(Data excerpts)
>>
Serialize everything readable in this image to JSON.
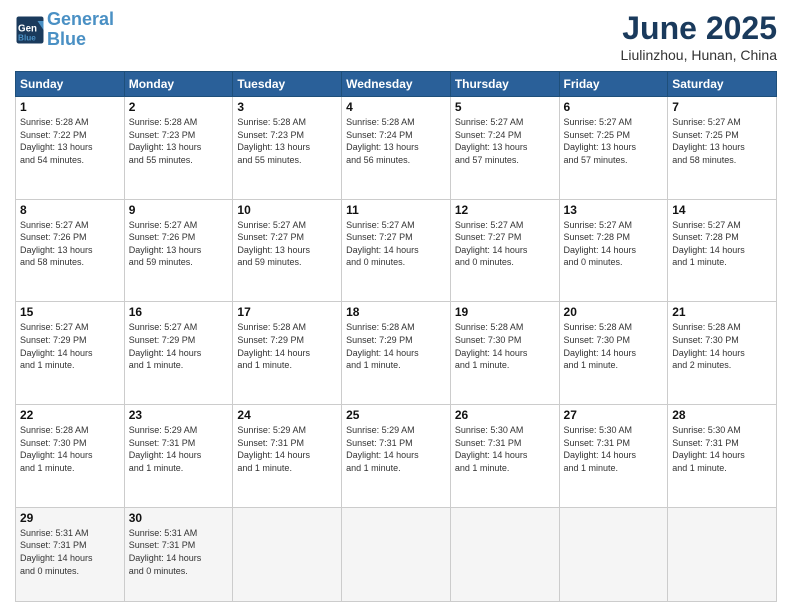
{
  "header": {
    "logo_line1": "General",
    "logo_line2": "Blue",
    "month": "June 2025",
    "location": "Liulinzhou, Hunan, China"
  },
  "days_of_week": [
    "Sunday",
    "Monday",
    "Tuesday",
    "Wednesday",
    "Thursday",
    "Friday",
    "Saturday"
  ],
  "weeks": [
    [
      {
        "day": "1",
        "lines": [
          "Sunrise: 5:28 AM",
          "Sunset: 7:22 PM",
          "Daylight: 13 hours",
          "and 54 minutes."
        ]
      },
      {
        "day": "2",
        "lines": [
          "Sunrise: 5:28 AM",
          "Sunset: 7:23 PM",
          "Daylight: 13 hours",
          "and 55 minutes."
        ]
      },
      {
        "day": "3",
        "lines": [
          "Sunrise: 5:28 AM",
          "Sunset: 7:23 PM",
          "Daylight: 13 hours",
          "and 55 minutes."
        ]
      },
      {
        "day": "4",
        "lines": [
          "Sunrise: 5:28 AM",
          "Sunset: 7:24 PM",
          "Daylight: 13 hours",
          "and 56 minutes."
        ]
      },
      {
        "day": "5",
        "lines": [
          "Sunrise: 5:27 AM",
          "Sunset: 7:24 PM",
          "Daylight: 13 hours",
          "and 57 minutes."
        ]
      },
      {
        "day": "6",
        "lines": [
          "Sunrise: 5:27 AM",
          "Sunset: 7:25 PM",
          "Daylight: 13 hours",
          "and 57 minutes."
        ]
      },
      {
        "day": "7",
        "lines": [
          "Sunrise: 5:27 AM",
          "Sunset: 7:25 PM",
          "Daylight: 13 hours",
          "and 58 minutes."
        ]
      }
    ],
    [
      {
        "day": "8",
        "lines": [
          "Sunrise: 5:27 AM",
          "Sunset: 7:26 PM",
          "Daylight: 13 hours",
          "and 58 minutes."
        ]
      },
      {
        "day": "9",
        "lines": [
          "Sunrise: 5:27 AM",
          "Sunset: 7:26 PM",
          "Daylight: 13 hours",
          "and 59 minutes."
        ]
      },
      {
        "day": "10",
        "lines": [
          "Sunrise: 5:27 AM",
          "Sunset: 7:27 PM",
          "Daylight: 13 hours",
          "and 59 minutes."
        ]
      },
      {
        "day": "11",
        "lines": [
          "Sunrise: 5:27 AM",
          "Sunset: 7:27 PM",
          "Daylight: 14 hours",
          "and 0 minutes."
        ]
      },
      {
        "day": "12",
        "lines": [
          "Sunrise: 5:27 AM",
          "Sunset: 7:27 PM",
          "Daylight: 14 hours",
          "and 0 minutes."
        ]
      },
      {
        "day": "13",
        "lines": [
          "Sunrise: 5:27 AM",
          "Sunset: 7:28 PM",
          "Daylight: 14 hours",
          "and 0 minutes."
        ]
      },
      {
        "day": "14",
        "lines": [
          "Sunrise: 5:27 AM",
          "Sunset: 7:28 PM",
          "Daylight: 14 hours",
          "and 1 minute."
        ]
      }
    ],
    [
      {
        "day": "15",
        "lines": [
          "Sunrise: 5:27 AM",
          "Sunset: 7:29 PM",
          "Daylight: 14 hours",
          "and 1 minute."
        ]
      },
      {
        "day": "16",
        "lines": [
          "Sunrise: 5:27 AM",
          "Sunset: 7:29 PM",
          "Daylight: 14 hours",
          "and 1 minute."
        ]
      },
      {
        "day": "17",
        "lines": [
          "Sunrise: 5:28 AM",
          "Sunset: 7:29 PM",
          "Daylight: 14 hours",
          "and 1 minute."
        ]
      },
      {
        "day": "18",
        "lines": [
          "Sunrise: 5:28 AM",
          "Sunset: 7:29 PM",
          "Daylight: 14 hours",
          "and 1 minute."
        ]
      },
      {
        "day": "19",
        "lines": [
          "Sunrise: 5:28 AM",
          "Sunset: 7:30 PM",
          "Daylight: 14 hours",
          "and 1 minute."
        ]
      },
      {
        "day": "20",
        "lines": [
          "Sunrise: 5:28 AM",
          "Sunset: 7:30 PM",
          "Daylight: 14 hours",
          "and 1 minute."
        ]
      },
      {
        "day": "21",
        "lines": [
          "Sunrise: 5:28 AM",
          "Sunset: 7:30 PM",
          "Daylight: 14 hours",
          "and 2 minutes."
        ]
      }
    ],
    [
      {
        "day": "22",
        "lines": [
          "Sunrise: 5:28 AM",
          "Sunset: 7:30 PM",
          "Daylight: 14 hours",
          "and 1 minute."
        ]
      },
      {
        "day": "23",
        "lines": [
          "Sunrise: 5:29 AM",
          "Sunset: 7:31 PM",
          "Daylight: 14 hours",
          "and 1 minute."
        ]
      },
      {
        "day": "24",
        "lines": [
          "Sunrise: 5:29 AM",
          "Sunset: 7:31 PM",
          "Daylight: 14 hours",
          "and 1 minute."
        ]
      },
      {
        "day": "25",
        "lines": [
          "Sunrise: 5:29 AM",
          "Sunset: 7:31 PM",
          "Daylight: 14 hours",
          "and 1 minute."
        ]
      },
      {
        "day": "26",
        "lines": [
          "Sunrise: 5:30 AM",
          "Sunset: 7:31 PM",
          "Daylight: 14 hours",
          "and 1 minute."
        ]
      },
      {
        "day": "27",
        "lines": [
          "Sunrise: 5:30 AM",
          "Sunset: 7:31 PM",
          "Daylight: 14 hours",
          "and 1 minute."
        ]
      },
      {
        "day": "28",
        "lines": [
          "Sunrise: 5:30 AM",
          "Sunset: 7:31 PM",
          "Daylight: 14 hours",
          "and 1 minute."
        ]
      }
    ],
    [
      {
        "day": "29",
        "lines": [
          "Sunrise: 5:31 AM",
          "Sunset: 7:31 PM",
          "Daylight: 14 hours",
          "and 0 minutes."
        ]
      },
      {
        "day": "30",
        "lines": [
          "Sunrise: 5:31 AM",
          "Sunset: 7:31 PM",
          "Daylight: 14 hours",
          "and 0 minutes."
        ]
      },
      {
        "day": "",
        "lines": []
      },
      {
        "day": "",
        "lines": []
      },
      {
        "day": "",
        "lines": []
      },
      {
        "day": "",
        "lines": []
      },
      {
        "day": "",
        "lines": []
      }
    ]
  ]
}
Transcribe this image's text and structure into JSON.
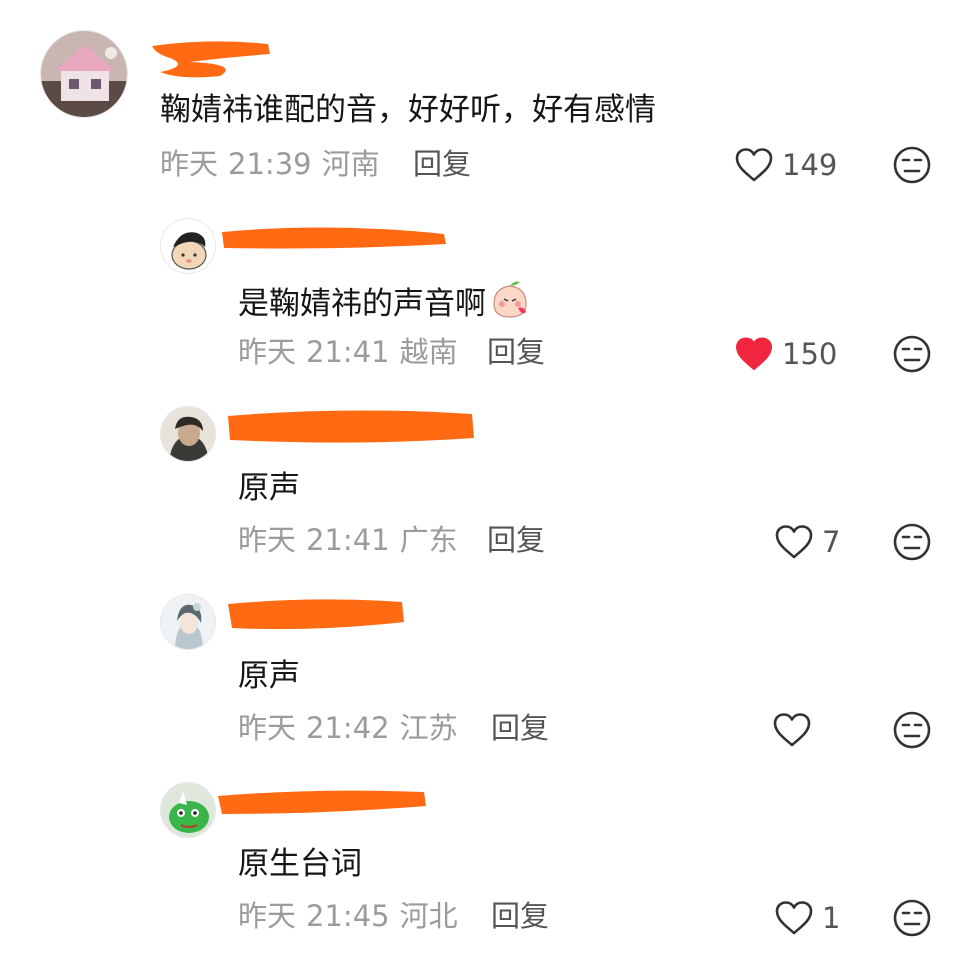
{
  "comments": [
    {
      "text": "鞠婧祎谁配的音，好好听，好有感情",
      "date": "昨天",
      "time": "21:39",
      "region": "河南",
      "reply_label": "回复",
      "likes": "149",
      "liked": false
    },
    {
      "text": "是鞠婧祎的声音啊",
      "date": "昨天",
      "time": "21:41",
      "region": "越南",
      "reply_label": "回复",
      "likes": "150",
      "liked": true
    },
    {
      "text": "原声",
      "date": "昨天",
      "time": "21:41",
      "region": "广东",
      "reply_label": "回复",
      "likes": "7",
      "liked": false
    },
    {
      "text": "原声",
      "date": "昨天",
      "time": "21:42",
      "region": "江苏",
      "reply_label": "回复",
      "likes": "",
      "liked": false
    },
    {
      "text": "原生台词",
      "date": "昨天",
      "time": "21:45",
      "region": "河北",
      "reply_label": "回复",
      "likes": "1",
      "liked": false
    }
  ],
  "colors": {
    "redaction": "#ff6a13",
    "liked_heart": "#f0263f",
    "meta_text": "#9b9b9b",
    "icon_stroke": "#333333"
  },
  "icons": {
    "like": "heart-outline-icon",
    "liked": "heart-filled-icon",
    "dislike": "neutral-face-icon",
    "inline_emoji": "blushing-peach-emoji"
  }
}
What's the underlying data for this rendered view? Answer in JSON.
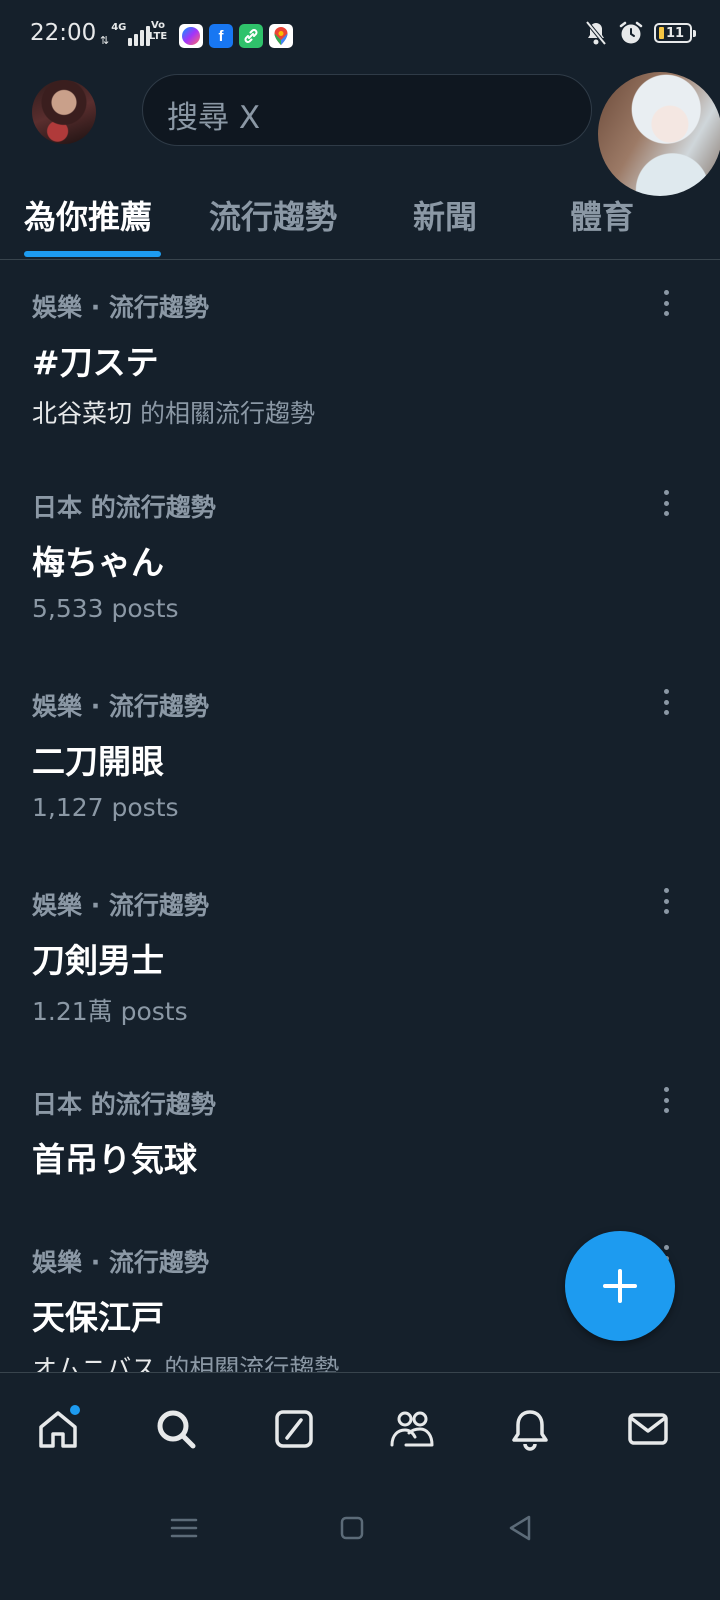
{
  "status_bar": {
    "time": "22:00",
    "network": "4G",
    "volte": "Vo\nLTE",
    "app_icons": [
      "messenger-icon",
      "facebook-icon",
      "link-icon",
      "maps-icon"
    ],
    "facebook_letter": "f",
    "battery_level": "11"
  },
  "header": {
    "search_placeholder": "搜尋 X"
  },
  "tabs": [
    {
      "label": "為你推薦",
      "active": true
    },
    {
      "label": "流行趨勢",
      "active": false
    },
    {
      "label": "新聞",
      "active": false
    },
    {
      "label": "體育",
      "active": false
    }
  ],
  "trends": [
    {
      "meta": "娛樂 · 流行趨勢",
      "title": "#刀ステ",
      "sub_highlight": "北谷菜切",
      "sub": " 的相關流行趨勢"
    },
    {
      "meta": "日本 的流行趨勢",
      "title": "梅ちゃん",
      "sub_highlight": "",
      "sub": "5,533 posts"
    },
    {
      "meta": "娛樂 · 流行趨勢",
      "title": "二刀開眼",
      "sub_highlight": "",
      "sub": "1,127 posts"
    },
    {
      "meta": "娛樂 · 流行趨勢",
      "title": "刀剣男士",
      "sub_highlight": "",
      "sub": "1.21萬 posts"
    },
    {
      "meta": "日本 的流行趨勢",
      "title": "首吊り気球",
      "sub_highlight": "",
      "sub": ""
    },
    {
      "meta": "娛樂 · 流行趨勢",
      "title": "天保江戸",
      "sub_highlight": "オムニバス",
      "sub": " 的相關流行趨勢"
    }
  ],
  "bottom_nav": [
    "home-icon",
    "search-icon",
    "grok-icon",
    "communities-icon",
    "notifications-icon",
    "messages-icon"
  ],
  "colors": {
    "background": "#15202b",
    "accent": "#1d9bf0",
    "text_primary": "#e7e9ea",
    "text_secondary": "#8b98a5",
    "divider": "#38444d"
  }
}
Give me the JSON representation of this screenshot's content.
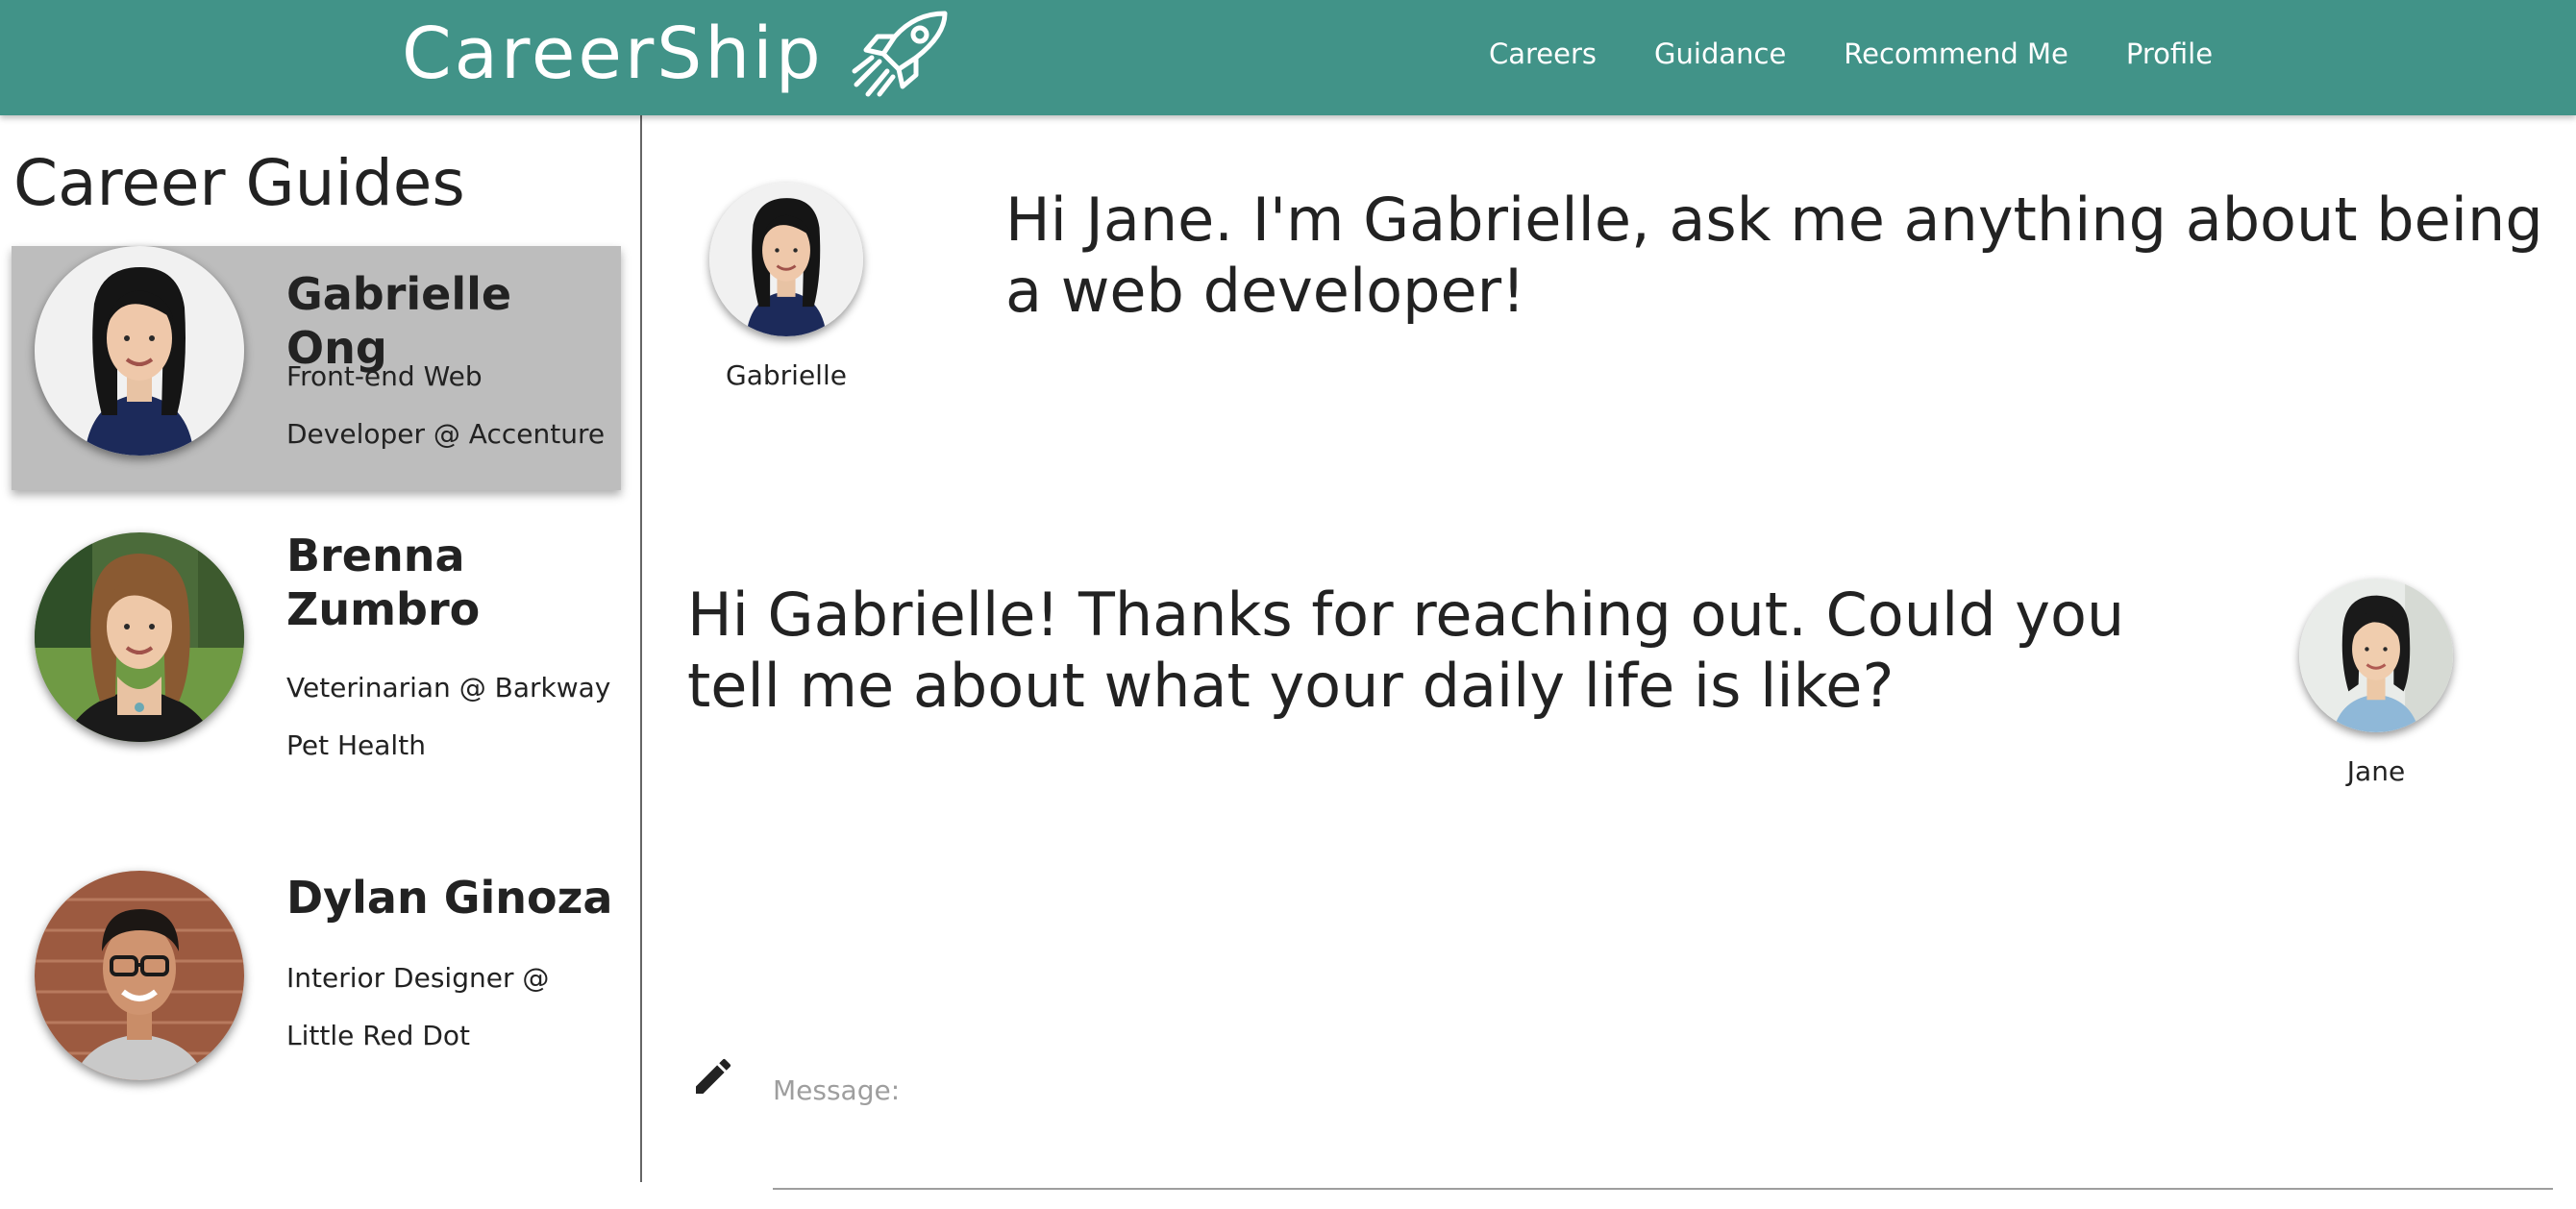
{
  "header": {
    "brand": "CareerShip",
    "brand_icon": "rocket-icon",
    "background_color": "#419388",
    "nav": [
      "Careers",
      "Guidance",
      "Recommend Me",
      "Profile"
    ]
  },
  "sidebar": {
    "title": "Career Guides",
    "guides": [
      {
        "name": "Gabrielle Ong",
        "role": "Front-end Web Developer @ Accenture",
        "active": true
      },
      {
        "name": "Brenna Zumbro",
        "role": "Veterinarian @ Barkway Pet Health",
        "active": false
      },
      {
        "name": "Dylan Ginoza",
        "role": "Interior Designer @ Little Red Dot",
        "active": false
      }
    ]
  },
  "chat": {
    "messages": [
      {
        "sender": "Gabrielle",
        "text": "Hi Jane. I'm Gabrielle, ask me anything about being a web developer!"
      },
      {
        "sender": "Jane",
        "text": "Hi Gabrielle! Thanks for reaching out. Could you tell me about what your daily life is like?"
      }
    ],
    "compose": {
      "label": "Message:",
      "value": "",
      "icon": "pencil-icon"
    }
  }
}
<<
Copy all lines of the material above where the string "Jane" occurs.

        "text": "Hi Jane. I'm Gabrielle, ask me anything about being a web developer!"
        "sender": "Jane",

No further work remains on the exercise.